> _Passage cité_:
....................
B. La répartition de
l’influence
La question est donc de
savoir qui gouverne dans une démocratie pluraliste des leaders (maires,
aldermen, hauts-fonctionnaires issus du spoils system etc.) ou de leurs
mandants. Autrement dit, dans une démocratie pluraliste comme New Haven, est-ce
une classe de leaders (certes changeants au gré des élections) appuyés sur la
strate politique (minoritaire) des citoyens qui gouvernent seuls ? ou bien les
électeurs, par les problèmes qu’ils mettent en avant lors du vote, exercent-ils
l’influence décisive ?
En fait, par une étude du
processus de décision dans les trois domaines précités, R. Dahl montre qu’il
existe une relation de réciprocité entre les leaders et leurs mandants. Certes,
les leaders sont les seuls à exercer une influence directe sur ces décisions.
....................
> _Enregistrements à traiter_:
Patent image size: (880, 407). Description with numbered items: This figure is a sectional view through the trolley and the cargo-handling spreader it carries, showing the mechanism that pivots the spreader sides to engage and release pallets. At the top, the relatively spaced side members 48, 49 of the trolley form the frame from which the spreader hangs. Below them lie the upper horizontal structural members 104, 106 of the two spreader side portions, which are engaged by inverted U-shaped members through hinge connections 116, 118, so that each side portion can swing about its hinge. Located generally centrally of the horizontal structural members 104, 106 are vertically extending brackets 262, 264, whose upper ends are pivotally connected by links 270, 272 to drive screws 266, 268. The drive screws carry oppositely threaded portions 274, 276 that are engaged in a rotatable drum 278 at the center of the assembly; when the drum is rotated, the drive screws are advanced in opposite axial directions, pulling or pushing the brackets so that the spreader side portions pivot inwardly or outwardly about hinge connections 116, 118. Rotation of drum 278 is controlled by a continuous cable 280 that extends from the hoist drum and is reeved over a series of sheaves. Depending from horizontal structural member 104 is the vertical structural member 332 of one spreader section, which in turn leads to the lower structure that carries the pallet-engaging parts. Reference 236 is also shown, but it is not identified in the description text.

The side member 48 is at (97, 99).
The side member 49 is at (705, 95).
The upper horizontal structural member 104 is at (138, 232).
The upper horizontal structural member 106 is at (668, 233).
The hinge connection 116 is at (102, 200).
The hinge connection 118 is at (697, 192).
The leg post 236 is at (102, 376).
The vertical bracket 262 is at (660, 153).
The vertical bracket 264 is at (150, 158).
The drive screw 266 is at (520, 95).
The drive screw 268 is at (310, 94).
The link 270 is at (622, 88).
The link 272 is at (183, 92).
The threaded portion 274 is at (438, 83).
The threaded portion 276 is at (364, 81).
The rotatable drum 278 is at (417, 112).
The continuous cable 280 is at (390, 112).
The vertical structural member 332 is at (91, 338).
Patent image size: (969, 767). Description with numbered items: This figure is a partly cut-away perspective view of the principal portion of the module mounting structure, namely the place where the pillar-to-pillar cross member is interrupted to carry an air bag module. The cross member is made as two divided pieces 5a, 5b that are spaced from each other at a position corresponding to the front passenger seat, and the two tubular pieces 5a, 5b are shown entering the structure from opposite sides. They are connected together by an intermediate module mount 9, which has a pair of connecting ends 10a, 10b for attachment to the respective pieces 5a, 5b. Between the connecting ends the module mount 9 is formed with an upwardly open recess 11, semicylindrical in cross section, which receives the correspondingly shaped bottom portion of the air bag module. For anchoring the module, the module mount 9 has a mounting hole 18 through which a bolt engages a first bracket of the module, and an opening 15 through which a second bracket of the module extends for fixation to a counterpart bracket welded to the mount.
....................
> _Consignes écrites_:
a. Recopiez mot pour mot le passage sur la démocratie pluraliste, en commençant par « B. La répartition » et en poursuivant jusqu'à « sur ces décisions. ».
b. Veuillez relever chaque ligne des enregistrements ci-dessus qui contient le mot « extending ».

> _Réponses aux exercices_:
a.
B. La répartition de
l’influence
La question est donc de
savoir qui gouverne dans une démocratie pluraliste des leaders (maires,
aldermen, hauts-fonctionnaires issus du spoils system etc.) ou de leurs
mandants. Autrement dit, dans une démocratie pluraliste comme New Haven, est-ce
une classe de leaders (certes changeants au gré des élections) appuyés sur la
strate politique (minoritaire) des citoyens qui gouvernent seuls ? ou bien les
électeurs, par les problèmes qu’ils mettent en avant lors du vote, exercent-ils
l’influence décisive ?
En fait, par une étude du
processus de décision dans les trois domaines précités, R. Dahl montre qu’il
existe une relation de réciprocité entre les leaders et leurs mandants. Certes,
les leaders sont les seuls à exercer une influence directe sur ces décisions.

b.
Patent image size: (880, 407). Description with numbered items: This figure is a sectional view through the trolley and the cargo-handling spreader it carries, showing the mechanism that pivots the spreader sides to engage and release pallets. At the top, the relatively spaced side members 48, 49 of the trolley form the frame from which the spreader hangs. Below them lie the upper horizontal structural members 104, 106 of the two spreader side portions, which are engaged by inverted U-shaped members through hinge connections 116, 118, so that each side portion can swing about its hinge. Located generally centrally of the horizontal structural members 104, 106 are vertically extending brackets 262, 264, whose upper ends are pivotally connected by links 270, 272 to drive screws 266, 268. The drive screws carry oppositely threaded portions 274, 276 that are engaged in a rotatable drum 278 at the center of the assembly; when the drum is rotated, the drive screws are advanced in opposite axial directions, pulling or pushing the brackets so that the spreader side portions pivot inwardly or outwardly about hinge connections 116, 118. Rotation of drum 278 is controlled by a continuous cable 280 that extends from the hoist drum and is reeved over a series of sheaves. Depending from horizontal structural member 104 is the vertical structural member 332 of one spreader section, which in turn leads to the lower structure that carries the pallet-engaging parts. Reference 236 is also shown, but it is not identified in the description text.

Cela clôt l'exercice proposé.